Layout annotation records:
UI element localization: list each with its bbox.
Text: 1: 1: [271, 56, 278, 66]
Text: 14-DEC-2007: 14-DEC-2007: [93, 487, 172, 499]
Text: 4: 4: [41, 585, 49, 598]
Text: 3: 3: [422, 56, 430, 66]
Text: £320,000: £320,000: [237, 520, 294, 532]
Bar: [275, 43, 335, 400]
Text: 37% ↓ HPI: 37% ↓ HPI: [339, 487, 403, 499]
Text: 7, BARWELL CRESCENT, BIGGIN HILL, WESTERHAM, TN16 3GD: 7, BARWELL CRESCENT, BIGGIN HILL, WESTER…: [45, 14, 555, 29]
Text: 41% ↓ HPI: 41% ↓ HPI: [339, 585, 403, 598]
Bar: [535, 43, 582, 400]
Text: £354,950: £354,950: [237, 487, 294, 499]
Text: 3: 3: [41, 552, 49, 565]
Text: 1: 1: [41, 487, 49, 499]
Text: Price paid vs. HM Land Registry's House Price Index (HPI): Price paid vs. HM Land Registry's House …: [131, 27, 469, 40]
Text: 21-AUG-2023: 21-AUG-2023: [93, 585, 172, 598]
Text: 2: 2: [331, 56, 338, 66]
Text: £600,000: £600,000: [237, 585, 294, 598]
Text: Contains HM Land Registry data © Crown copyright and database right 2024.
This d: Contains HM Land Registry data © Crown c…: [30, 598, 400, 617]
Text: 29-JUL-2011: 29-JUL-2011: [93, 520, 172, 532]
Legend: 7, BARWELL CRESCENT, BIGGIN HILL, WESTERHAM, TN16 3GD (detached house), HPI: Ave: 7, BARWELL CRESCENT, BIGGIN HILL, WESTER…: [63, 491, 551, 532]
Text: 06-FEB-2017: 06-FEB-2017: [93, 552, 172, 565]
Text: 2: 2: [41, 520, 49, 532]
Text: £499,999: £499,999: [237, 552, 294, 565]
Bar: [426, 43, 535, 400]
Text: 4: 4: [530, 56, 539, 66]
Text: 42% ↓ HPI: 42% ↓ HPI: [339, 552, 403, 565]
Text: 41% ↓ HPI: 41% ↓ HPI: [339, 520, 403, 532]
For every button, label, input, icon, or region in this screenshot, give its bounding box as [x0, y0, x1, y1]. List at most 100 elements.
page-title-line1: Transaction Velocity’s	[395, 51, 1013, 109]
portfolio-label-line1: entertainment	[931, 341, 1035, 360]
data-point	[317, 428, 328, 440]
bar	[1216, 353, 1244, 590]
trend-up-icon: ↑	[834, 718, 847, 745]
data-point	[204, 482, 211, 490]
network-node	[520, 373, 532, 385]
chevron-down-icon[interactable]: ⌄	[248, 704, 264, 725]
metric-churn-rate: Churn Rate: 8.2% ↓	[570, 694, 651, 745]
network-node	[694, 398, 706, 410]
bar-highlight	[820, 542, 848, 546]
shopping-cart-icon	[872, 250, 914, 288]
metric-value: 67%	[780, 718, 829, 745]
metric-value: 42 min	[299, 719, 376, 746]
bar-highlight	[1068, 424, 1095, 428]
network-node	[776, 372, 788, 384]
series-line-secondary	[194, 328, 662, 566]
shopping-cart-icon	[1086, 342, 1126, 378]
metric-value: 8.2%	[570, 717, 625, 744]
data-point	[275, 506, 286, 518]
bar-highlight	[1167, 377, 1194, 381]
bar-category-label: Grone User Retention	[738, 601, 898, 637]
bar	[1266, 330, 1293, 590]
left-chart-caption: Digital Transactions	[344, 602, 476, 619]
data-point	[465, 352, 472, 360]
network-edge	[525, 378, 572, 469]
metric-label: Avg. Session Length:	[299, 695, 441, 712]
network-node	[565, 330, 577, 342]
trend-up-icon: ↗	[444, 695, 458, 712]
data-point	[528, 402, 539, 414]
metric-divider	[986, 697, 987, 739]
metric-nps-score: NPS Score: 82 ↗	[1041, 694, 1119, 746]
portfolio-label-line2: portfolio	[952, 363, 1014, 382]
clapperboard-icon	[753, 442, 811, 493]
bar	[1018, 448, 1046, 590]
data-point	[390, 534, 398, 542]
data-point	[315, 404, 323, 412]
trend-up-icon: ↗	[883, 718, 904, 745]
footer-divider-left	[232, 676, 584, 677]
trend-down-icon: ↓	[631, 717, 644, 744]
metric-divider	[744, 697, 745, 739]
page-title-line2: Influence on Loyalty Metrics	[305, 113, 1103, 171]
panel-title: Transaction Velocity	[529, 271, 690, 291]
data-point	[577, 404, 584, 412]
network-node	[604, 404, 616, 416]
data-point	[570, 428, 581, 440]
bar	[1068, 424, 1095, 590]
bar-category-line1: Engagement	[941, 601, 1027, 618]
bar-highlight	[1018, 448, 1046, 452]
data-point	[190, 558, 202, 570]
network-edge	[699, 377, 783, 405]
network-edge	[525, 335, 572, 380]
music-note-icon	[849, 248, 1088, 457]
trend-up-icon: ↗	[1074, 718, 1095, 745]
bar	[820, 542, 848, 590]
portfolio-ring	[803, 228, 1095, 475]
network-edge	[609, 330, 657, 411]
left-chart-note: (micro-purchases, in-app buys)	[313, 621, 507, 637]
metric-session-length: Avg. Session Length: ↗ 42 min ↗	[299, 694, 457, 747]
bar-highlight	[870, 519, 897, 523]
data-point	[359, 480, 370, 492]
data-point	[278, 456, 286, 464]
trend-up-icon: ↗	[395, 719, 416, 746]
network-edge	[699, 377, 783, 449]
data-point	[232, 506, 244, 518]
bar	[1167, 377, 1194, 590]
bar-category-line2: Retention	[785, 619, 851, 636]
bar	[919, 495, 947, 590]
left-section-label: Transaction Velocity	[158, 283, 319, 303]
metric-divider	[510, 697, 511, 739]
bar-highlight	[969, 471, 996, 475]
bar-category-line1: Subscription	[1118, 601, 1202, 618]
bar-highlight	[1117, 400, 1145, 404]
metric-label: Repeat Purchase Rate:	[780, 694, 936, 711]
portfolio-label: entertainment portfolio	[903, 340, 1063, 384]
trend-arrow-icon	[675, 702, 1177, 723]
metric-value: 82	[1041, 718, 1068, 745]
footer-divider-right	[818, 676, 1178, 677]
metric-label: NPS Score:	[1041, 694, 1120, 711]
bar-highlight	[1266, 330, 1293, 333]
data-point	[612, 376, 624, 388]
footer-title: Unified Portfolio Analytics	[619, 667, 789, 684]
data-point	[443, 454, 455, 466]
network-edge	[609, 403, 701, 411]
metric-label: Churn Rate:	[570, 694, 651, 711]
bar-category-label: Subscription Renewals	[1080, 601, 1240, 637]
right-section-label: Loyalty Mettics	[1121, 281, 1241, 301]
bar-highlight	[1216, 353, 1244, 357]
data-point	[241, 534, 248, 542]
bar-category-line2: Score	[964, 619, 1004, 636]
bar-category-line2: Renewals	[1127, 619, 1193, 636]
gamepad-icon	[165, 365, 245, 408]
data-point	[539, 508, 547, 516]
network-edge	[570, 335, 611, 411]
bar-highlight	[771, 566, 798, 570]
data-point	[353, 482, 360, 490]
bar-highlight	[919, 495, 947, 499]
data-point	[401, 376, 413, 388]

*WORK TO COMPLETE:*
Edit the records above by changing every "bar-highlight" to "bar-accent". Leave everything else unchanged.

*OUTPUT FOR THIS EXERCISE:*
UI element localization: list each with its bbox.
Text: 1: 1: [271, 56, 278, 66]
Text: 14-DEC-2007: 14-DEC-2007: [93, 487, 172, 499]
Text: 4: 4: [41, 585, 49, 598]
Text: 3: 3: [422, 56, 430, 66]
Text: £320,000: £320,000: [237, 520, 294, 532]
Bar: [275, 43, 335, 400]
Text: 37% ↓ HPI: 37% ↓ HPI: [339, 487, 403, 499]
Text: 7, BARWELL CRESCENT, BIGGIN HILL, WESTERHAM, TN16 3GD: 7, BARWELL CRESCENT, BIGGIN HILL, WESTER…: [45, 14, 555, 29]
Text: 41% ↓ HPI: 41% ↓ HPI: [339, 585, 403, 598]
Bar: [535, 43, 582, 400]
Text: £354,950: £354,950: [237, 487, 294, 499]
Text: 3: 3: [41, 552, 49, 565]
Text: 1: 1: [41, 487, 49, 499]
Text: Price paid vs. HM Land Registry's House Price Index (HPI): Price paid vs. HM Land Registry's House …: [131, 27, 469, 40]
Text: 21-AUG-2023: 21-AUG-2023: [93, 585, 172, 598]
Text: 2: 2: [331, 56, 338, 66]
Text: £600,000: £600,000: [237, 585, 294, 598]
Text: Contains HM Land Registry data © Crown copyright and database right 2024.
This d: Contains HM Land Registry data © Crown c…: [30, 598, 400, 617]
Text: 29-JUL-2011: 29-JUL-2011: [93, 520, 172, 532]
Legend: 7, BARWELL CRESCENT, BIGGIN HILL, WESTERHAM, TN16 3GD (detached house), HPI: Ave: 7, BARWELL CRESCENT, BIGGIN HILL, WESTER…: [63, 491, 551, 532]
Text: 06-FEB-2017: 06-FEB-2017: [93, 552, 172, 565]
Text: 2: 2: [41, 520, 49, 532]
Text: £499,999: £499,999: [237, 552, 294, 565]
Bar: [426, 43, 535, 400]
Text: 4: 4: [530, 56, 539, 66]
Text: 42% ↓ HPI: 42% ↓ HPI: [339, 552, 403, 565]
Text: 41% ↓ HPI: 41% ↓ HPI: [339, 520, 403, 532]
For every button, label, input, icon, or region in this screenshot, give its bounding box as [x0, y0, x1, y1]. List at most 100 elements.
page-title-line1: Transaction Velocity’s	[395, 51, 1013, 109]
portfolio-label-line1: entertainment	[931, 341, 1035, 360]
data-point	[317, 428, 328, 440]
bar	[1216, 353, 1244, 590]
trend-up-icon: ↑	[834, 718, 847, 745]
data-point	[204, 482, 211, 490]
network-node	[520, 373, 532, 385]
chevron-down-icon[interactable]: ⌄	[248, 704, 264, 725]
metric-churn-rate: Churn Rate: 8.2% ↓	[570, 694, 651, 745]
network-node	[694, 398, 706, 410]
bar-accent	[820, 542, 848, 546]
shopping-cart-icon	[872, 250, 914, 288]
metric-value: 67%	[780, 718, 829, 745]
metric-value: 42 min	[299, 719, 376, 746]
bar-accent	[1068, 424, 1095, 428]
network-node	[776, 372, 788, 384]
series-line-secondary	[194, 328, 662, 566]
shopping-cart-icon	[1086, 342, 1126, 378]
metric-value: 8.2%	[570, 717, 625, 744]
data-point	[275, 506, 286, 518]
bar-accent	[1167, 377, 1194, 381]
bar-category-label: Grone User Retention	[738, 601, 898, 637]
bar	[1266, 330, 1293, 590]
left-chart-caption: Digital Transactions	[344, 602, 476, 619]
data-point	[465, 352, 472, 360]
network-edge	[525, 378, 572, 469]
metric-label: Avg. Session Length:	[299, 695, 441, 712]
network-node	[565, 330, 577, 342]
trend-up-icon: ↗	[444, 695, 458, 712]
data-point	[528, 402, 539, 414]
metric-divider	[986, 697, 987, 739]
metric-nps-score: NPS Score: 82 ↗	[1041, 694, 1119, 746]
portfolio-label-line2: portfolio	[952, 363, 1014, 382]
clapperboard-icon	[753, 442, 811, 493]
bar	[1018, 448, 1046, 590]
data-point	[390, 534, 398, 542]
data-point	[315, 404, 323, 412]
trend-up-icon: ↗	[883, 718, 904, 745]
footer-divider-left	[232, 676, 584, 677]
trend-down-icon: ↓	[631, 717, 644, 744]
metric-divider	[744, 697, 745, 739]
page-title-line2: Influence on Loyalty Metrics	[305, 113, 1103, 171]
panel-title: Transaction Velocity	[529, 271, 690, 291]
data-point	[577, 404, 584, 412]
network-node	[604, 404, 616, 416]
data-point	[570, 428, 581, 440]
bar	[1068, 424, 1095, 590]
bar-category-line1: Engagement	[941, 601, 1027, 618]
bar-accent	[1018, 448, 1046, 452]
data-point	[190, 558, 202, 570]
network-edge	[699, 377, 783, 405]
network-edge	[525, 335, 572, 380]
music-note-icon	[849, 248, 1088, 457]
trend-up-icon: ↗	[1074, 718, 1095, 745]
bar	[820, 542, 848, 590]
portfolio-ring	[803, 228, 1095, 475]
network-edge	[609, 330, 657, 411]
left-chart-note: (micro-purchases, in-app buys)	[313, 621, 507, 637]
metric-session-length: Avg. Session Length: ↗ 42 min ↗	[299, 694, 457, 747]
bar-accent	[870, 519, 897, 523]
data-point	[359, 480, 370, 492]
data-point	[278, 456, 286, 464]
trend-up-icon: ↗	[395, 719, 416, 746]
network-edge	[699, 377, 783, 449]
data-point	[232, 506, 244, 518]
bar	[1167, 377, 1194, 590]
bar-category-line2: Retention	[785, 619, 851, 636]
bar	[919, 495, 947, 590]
left-section-label: Transaction Velocity	[158, 283, 319, 303]
metric-divider	[510, 697, 511, 739]
bar-accent	[969, 471, 996, 475]
bar-category-line1: Subscription	[1118, 601, 1202, 618]
bar-accent	[1117, 400, 1145, 404]
metric-label: Repeat Purchase Rate:	[780, 694, 936, 711]
portfolio-label: entertainment portfolio	[903, 340, 1063, 384]
trend-arrow-icon	[675, 702, 1177, 723]
metric-value: 82	[1041, 718, 1068, 745]
footer-divider-right	[818, 676, 1178, 677]
metric-label: NPS Score:	[1041, 694, 1120, 711]
bar-accent	[1266, 330, 1293, 333]
data-point	[612, 376, 624, 388]
footer-title: Unified Portfolio Analytics	[619, 667, 789, 684]
data-point	[443, 454, 455, 466]
network-edge	[609, 403, 701, 411]
metric-label: Churn Rate:	[570, 694, 651, 711]
bar-category-label: Subscription Renewals	[1080, 601, 1240, 637]
right-section-label: Loyalty Mettics	[1121, 281, 1241, 301]
bar-accent	[1216, 353, 1244, 357]
data-point	[241, 534, 248, 542]
bar-category-line2: Score	[964, 619, 1004, 636]
bar-category-line2: Renewals	[1127, 619, 1193, 636]
gamepad-icon	[165, 365, 245, 408]
data-point	[539, 508, 547, 516]
network-edge	[570, 335, 611, 411]
bar-accent	[771, 566, 798, 570]
data-point	[353, 482, 360, 490]
bar-accent	[919, 495, 947, 499]
data-point	[401, 376, 413, 388]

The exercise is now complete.